> PROVIDED TEXT
# # # #

Gardening jobs for July

Gardening jobs for July

July is often the hottest and driest month of the year. For most of us it means holidays, but in terms of gardening jobs it means endless watering. If you are off on holiday, make sure you get someone lined up to take care of the watering while your away. A week without any water can be tough to recover from and may well spell the end for most plants.

Gardening jobs in your veg garden

Harvest early potatoes

Gardening jobs for July: Harvest early potatoes
Harvest early potatoes

It won’t be long until the first early potatoes are ready to harvest. Usually potatoes start to flower as a sign that they are getting ready to be harvested. At this point make sure they have a good supply of water so the tubers can swell. Keep an eye out for blight which can strike during the warm and humid months of summer.

Pick Peas

Gardening jobs for July: Pick Peas
Pick Peas

Freshly picked peas are so sweet it is hard to resist. They are one of the crops that barely make it back from the veg plot. They will start to flower and provide crops from June onwards. Keep picking them and keep them well-watered and they should continue flowering for a few weeks more.

Lift Onions

Gardening jobs for July: Lift Onions
Lift Onions

By midsummer the onions will be swelling ready for harvesting. You can tell they are ready when the tops flop and start to yellow. Lift them from the bed and remove any soil. They might need a couple of weeks drying in the sun so the skins toughen and the stems can be plaited together for storage.

# # # #

> WHAT YOU WILL DO
[a] Name each job the July gardening page lists under its veg garden heading.
[b] From the July gardening page, copy word for word the passage that begins at "Gardening jobs for July: Pick" and ends after "together for storage.".

> DATA EXCERPTS
# # # #

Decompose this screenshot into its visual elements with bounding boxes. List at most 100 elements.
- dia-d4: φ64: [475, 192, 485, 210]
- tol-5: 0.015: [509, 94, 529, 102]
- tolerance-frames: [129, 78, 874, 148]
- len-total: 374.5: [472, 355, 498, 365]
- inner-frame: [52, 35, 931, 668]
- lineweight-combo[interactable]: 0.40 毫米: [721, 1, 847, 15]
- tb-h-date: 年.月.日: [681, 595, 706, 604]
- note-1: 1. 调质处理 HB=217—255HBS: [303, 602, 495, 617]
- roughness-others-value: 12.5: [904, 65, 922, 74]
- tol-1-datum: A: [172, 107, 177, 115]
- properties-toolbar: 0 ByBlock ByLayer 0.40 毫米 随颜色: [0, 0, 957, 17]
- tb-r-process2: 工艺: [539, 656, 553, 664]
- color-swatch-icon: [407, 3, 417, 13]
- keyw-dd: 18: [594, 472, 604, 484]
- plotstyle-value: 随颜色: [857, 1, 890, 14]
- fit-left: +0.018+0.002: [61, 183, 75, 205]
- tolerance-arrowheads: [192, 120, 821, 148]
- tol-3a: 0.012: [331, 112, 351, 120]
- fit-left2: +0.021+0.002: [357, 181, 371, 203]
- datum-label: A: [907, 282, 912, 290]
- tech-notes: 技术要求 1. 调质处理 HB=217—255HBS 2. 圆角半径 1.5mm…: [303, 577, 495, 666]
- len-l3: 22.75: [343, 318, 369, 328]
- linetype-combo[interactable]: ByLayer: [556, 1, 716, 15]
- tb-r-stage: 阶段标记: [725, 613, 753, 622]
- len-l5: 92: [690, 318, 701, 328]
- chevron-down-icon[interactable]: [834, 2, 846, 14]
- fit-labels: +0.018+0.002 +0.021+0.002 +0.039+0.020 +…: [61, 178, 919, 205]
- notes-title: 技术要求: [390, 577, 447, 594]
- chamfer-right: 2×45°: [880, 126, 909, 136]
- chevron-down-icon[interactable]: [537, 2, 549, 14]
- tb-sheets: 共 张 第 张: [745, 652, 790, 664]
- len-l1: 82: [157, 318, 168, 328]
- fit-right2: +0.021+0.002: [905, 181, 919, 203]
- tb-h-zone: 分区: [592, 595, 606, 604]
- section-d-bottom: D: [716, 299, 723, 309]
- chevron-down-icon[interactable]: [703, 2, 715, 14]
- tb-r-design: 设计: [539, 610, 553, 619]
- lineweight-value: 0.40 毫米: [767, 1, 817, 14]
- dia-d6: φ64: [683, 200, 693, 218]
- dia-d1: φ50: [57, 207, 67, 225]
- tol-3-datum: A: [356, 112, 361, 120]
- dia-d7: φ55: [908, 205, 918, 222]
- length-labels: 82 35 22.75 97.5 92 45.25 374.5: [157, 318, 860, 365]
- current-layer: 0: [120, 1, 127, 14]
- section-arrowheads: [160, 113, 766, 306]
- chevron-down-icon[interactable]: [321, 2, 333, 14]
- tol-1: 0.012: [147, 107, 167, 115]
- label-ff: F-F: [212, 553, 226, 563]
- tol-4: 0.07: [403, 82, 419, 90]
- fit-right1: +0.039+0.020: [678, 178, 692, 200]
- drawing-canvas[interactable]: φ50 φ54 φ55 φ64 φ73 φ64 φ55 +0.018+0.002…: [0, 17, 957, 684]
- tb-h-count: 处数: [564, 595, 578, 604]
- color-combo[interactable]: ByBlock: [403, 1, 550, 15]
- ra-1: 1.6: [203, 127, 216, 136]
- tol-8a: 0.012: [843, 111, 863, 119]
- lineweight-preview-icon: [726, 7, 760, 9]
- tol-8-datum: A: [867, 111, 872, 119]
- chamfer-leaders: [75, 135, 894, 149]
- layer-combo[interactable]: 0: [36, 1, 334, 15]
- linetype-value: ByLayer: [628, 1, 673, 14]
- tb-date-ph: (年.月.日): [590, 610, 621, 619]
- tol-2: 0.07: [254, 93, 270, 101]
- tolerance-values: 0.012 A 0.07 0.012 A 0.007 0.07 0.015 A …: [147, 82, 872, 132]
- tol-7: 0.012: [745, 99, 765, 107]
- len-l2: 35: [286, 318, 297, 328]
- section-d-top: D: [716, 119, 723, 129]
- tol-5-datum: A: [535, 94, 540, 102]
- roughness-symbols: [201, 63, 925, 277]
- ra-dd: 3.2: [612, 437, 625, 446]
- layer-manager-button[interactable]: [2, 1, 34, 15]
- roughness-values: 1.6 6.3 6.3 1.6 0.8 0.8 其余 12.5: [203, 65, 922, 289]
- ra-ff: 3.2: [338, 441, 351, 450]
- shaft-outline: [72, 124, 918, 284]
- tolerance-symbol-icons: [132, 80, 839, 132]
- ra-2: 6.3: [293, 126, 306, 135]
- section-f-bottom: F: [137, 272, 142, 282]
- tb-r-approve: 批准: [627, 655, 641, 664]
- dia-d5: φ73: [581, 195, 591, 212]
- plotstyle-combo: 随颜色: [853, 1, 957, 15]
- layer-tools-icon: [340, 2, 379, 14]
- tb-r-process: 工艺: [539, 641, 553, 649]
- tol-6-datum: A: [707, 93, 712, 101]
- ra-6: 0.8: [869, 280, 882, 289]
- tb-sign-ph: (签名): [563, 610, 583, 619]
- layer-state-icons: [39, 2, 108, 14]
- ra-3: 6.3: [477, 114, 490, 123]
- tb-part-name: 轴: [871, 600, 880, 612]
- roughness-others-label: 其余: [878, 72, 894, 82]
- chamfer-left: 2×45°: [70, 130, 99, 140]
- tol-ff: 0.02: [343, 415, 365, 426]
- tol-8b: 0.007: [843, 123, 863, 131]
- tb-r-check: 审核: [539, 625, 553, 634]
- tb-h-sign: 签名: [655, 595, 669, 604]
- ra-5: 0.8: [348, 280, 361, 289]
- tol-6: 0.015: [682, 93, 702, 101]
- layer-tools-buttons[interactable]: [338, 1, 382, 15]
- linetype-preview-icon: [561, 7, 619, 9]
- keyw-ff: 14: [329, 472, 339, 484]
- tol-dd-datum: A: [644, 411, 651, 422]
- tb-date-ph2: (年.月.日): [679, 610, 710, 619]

# # # #

> OUTPUTS BY TASK
[a]
Harvest early potatoes
Pick Peas
Lift Onions

[b]
Gardening jobs for July: Pick Peas
Pick Peas

Freshly picked peas are so sweet it is hard to resist. They are one of the crops that barely make it back from the veg plot. They will start to flower and provide crops from June onwards. Keep picking them and keep them well-watered and they should continue flowering for a few weeks more.

Lift Onions

Gardening jobs for July: Lift Onions
Lift Onions

By midsummer the onions will be swelling ready for harvesting. You can tell they are ready when the tops flop and start to yellow. Lift them from the bed and remove any soil. They might need a couple of weeks drying in the sun so the skins toughen and the stems can be plaited together for storage.